[START OF RECORDS SUPPLIED]

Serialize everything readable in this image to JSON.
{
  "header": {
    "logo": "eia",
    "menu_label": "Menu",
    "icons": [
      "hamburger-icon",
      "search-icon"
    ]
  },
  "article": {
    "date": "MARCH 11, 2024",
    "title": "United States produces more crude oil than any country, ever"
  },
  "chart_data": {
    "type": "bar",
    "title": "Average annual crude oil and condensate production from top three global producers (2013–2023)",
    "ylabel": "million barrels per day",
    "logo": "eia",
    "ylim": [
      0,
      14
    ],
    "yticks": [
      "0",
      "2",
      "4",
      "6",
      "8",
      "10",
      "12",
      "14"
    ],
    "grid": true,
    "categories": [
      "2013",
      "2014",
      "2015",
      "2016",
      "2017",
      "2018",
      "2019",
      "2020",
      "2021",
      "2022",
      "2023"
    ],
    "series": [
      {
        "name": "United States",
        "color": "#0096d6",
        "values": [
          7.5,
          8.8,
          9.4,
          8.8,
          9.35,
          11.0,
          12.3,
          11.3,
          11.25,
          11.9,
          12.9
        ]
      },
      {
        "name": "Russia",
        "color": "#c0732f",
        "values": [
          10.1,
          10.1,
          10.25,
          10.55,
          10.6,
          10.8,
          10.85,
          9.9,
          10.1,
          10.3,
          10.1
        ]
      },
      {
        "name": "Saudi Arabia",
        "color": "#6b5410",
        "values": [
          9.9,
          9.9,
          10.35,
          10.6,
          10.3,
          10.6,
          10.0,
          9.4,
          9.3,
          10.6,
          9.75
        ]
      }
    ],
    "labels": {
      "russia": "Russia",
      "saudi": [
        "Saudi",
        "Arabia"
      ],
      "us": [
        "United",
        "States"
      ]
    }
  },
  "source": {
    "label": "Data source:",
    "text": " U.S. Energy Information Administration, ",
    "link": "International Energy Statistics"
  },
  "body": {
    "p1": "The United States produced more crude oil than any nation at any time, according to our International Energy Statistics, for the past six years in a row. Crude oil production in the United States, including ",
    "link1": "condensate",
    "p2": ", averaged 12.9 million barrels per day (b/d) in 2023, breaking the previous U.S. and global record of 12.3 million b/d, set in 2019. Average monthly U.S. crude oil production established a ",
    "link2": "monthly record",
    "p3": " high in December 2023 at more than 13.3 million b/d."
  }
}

[END OF RECORDS SUPPLIED]

# [TASK DETAILS]
Every entry must be quoted exactly as it appears above.

# [RESULT]
Serialize everything readable in this image to JSON.
{
  "header": {
    "logo": "eia",
    "menu_label": "Menu",
    "icons": [
      "hamburger-icon",
      "search-icon"
    ]
  },
  "article": {
    "date": "MARCH 11, 2024",
    "title": "United States produces more crude oil than any country, ever"
  },
  "chart_data": {
    "type": "bar",
    "title": "Average annual crude oil and condensate production from top three global producers (2013–2023)",
    "ylabel": "million barrels per day",
    "logo": "eia",
    "ylim": [
      0,
      14
    ],
    "yticks": [
      "0",
      "2",
      "4",
      "6",
      "8",
      "10",
      "12",
      "14"
    ],
    "grid": true,
    "categories": [
      "2013",
      "2014",
      "2015",
      "2016",
      "2017",
      "2018",
      "2019",
      "2020",
      "2021",
      "2022",
      "2023"
    ],
    "series": [
      {
        "name": "United States",
        "color": "#0096d6",
        "values": [
          7.5,
          8.8,
          9.4,
          8.8,
          9.35,
          11.0,
          12.3,
          11.3,
          11.25,
          11.9,
          12.9
        ]
      },
      {
        "name": "Russia",
        "color": "#c0732f",
        "values": [
          10.1,
          10.1,
          10.25,
          10.55,
          10.6,
          10.8,
          10.85,
          9.9,
          10.1,
          10.3,
          10.1
        ]
      },
      {
        "name": "Saudi Arabia",
        "color": "#6b5410",
        "values": [
          9.9,
          9.9,
          10.35,
          10.6,
          10.3,
          10.6,
          10.0,
          9.4,
          9.3,
          10.6,
          9.75
        ]
      }
    ],
    "labels": {
      "russia": "Russia",
      "saudi": [
        "Saudi",
        "Arabia"
      ],
      "us": [
        "United",
        "States"
      ]
    }
  },
  "source": {
    "label": "Data source:",
    "text": " U.S. Energy Information Administration, ",
    "link": "International Energy Statistics"
  },
  "body": {
    "p1": "The United States produced more crude oil than any nation at any time, according to our International Energy Statistics, for the past six years in a row. Crude oil production in the United States, including ",
    "link1": "condensate",
    "p2": ", averaged 12.9 million barrels per day (b/d) in 2023, breaking the previous U.S. and global record of 12.3 million b/d, set in 2019. Average monthly U.S. crude oil production established a ",
    "link2": "monthly record",
    "p3": " high in December 2023 at more than 13.3 million b/d."
  }
}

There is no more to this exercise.